Problem to solve:
Repeat the material verbatim. Images are excluded from the copy.

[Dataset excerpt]

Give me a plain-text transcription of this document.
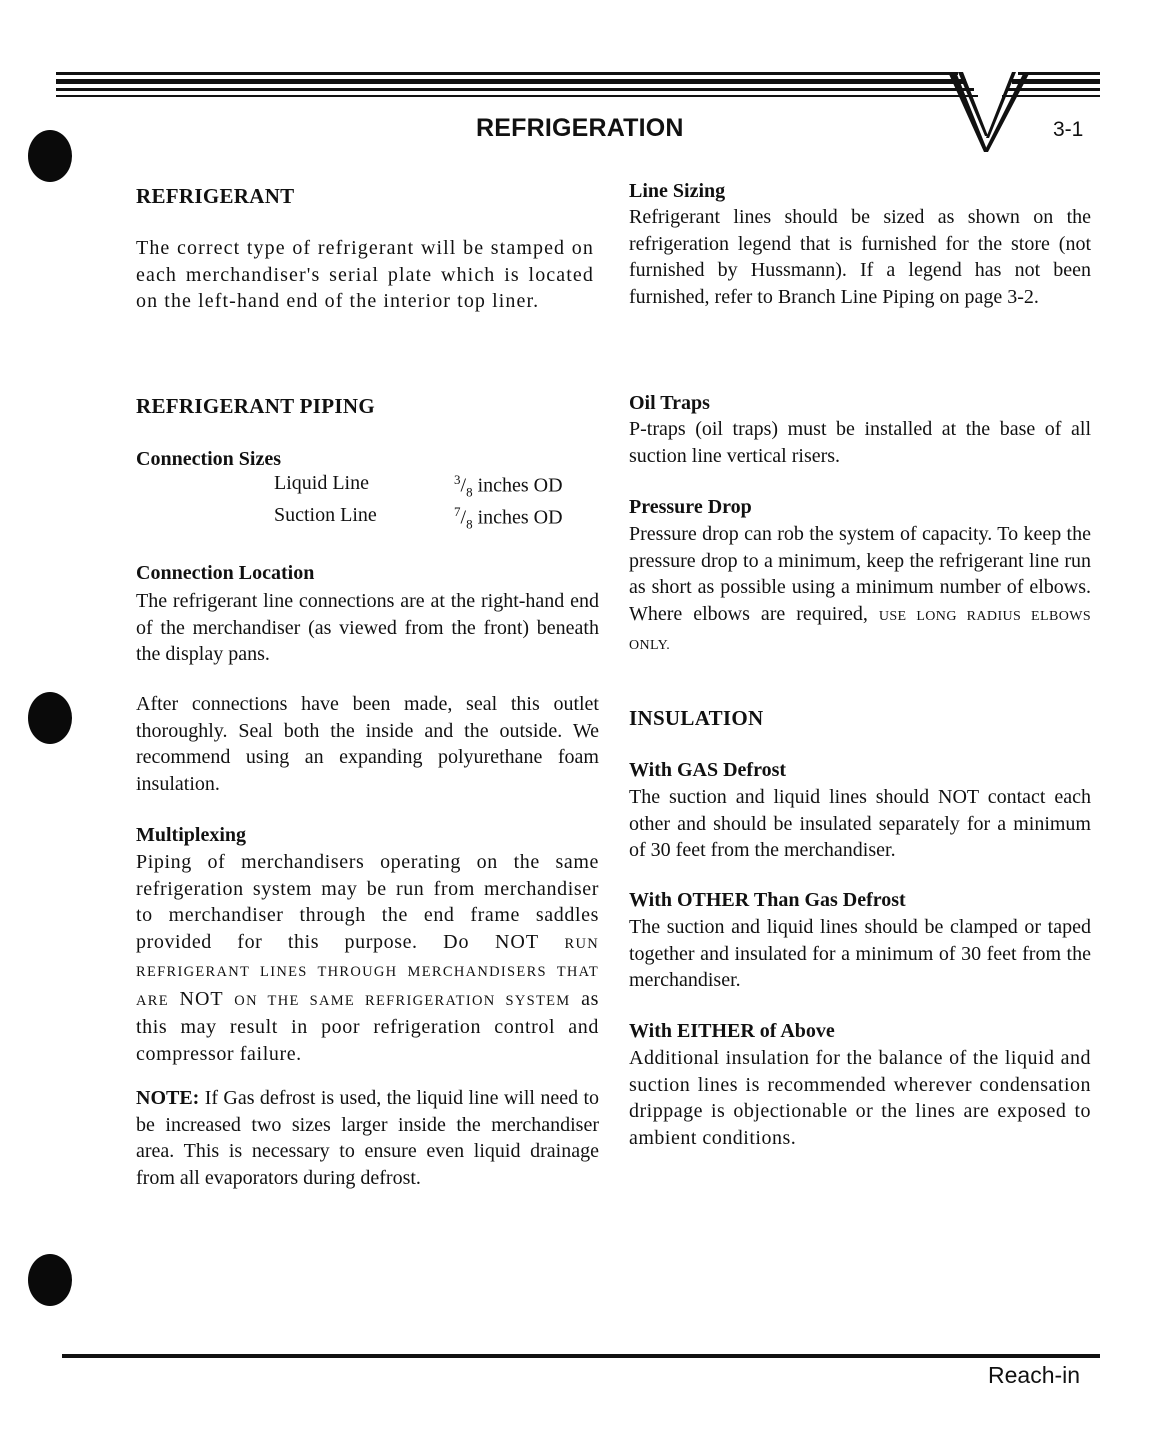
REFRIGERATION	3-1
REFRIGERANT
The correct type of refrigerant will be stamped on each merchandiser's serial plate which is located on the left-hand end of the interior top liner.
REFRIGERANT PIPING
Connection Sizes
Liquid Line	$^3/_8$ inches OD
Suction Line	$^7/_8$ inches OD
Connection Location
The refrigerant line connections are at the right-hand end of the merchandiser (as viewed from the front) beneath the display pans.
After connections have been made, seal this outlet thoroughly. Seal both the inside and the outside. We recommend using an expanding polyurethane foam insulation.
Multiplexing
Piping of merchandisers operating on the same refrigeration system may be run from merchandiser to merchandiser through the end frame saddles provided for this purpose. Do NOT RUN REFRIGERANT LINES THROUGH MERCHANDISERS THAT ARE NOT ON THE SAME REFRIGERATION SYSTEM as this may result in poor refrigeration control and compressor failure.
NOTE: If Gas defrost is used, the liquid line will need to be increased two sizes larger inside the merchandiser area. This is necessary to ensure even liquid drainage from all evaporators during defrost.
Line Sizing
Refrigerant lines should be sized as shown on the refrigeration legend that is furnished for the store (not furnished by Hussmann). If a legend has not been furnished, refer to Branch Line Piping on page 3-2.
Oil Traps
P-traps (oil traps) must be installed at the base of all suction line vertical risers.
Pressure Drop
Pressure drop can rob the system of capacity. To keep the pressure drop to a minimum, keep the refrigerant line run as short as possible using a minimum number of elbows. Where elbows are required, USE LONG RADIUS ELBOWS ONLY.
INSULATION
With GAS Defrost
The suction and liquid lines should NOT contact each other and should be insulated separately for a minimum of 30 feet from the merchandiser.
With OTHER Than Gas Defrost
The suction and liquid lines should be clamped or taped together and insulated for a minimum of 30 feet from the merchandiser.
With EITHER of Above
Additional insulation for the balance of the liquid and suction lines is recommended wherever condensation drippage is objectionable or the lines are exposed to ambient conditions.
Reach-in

Answer to this problem:
Give me a plain-text transcription of this document.
REFRIGERATION	3-1
REFRIGERANT
The correct type of refrigerant will be stamped on each merchandiser's serial plate which is located on the left-hand end of the interior top liner.
REFRIGERANT PIPING
Connection Sizes
Liquid Line	$^3/_8$ inches OD
Suction Line	$^7/_8$ inches OD
Connection Location
The refrigerant line connections are at the right-hand end of the merchandiser (as viewed from the front) beneath the display pans.
After connections have been made, seal this outlet thoroughly. Seal both the inside and the outside. We recommend using an expanding polyurethane foam insulation.
Multiplexing
Piping of merchandisers operating on the same refrigeration system may be run from merchandiser to merchandiser through the end frame saddles provided for this purpose. Do NOT RUN REFRIGERANT LINES THROUGH MERCHANDISERS THAT ARE NOT ON THE SAME REFRIGERATION SYSTEM as this may result in poor refrigeration control and compressor failure.
NOTE: If Gas defrost is used, the liquid line will need to be increased two sizes larger inside the merchandiser area. This is necessary to ensure even liquid drainage from all evaporators during defrost.
Line Sizing
Refrigerant lines should be sized as shown on the refrigeration legend that is furnished for the store (not furnished by Hussmann). If a legend has not been furnished, refer to Branch Line Piping on page 3-2.
Oil Traps
P-traps (oil traps) must be installed at the base of all suction line vertical risers.
Pressure Drop
Pressure drop can rob the system of capacity. To keep the pressure drop to a minimum, keep the refrigerant line run as short as possible using a minimum number of elbows. Where elbows are required, USE LONG RADIUS ELBOWS ONLY.
INSULATION
With GAS Defrost
The suction and liquid lines should NOT contact each other and should be insulated separately for a minimum of 30 feet from the merchandiser.
With OTHER Than Gas Defrost
The suction and liquid lines should be clamped or taped together and insulated for a minimum of 30 feet from the merchandiser.
With EITHER of Above
Additional insulation for the balance of the liquid and suction lines is recommended wherever condensation drippage is objectionable or the lines are exposed to ambient conditions.
Reach-in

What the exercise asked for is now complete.